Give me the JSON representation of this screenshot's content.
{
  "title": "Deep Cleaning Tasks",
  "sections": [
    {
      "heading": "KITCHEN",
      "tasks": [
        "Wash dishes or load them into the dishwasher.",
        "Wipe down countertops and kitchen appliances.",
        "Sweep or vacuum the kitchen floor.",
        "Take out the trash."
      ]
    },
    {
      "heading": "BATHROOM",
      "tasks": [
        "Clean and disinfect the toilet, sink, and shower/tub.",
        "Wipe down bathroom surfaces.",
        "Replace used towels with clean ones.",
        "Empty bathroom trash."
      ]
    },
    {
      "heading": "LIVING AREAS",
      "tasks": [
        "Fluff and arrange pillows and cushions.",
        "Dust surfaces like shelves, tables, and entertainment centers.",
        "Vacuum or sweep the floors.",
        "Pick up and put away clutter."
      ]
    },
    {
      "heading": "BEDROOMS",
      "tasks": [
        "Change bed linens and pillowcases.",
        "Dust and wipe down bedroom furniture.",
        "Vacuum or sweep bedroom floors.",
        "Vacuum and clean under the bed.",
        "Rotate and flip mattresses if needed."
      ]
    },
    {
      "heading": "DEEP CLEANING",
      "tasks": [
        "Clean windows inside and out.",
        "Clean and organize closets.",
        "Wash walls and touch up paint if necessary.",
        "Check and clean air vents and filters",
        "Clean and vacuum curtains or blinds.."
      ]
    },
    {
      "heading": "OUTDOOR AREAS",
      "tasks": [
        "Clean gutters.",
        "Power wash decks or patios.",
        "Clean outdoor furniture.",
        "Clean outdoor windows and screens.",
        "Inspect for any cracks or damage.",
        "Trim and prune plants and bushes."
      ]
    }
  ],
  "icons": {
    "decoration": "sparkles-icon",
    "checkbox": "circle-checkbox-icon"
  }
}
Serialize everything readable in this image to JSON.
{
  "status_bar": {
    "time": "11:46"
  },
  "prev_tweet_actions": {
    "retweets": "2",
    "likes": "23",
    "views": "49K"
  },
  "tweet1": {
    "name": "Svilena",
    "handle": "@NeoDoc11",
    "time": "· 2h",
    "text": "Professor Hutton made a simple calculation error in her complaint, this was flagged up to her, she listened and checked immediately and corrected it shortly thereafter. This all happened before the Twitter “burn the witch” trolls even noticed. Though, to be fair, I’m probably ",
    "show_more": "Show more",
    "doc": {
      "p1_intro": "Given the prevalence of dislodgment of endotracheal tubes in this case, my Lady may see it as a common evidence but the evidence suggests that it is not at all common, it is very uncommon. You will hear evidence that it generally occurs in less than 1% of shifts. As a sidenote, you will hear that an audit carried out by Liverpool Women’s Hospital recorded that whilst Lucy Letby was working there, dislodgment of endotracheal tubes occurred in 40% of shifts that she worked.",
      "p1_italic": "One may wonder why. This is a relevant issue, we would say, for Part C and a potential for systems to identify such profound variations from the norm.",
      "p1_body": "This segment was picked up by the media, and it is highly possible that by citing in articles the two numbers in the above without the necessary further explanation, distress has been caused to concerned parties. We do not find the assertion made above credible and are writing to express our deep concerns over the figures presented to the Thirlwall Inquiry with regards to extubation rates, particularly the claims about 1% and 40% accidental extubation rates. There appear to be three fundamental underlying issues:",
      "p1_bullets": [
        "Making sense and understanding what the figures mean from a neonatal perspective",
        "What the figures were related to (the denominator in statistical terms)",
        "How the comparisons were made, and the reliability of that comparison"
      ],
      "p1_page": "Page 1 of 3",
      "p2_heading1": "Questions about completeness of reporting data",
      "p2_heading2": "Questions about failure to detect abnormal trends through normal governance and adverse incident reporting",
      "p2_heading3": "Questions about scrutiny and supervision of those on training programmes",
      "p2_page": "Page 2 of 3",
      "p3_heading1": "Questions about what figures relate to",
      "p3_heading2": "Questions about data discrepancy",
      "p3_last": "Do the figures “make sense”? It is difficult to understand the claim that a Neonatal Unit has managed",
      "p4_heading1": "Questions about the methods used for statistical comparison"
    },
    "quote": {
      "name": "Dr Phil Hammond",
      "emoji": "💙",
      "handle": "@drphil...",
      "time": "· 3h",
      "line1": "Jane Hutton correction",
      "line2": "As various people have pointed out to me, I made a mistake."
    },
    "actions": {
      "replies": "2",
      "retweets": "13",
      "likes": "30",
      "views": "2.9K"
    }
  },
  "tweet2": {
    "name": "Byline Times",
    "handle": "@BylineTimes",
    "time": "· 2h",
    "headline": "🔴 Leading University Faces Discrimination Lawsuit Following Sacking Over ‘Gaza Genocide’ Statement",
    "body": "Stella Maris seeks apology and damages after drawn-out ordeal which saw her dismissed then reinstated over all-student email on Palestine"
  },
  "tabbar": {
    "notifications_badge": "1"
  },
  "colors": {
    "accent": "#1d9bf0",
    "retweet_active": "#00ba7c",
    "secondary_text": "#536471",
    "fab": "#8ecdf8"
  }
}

◆ ◆ ◆ ◆

### WHAT IS ASKED
Filter the data, keeping only the lines that contain "sense".

### EXPECTED OUTPUT
        "Making sense and understanding what the figures mean from a neonatal perspective",
      "p3_last": "Do the figures “make sense”? It is difficult to understand the claim that a Neonatal Unit has managed",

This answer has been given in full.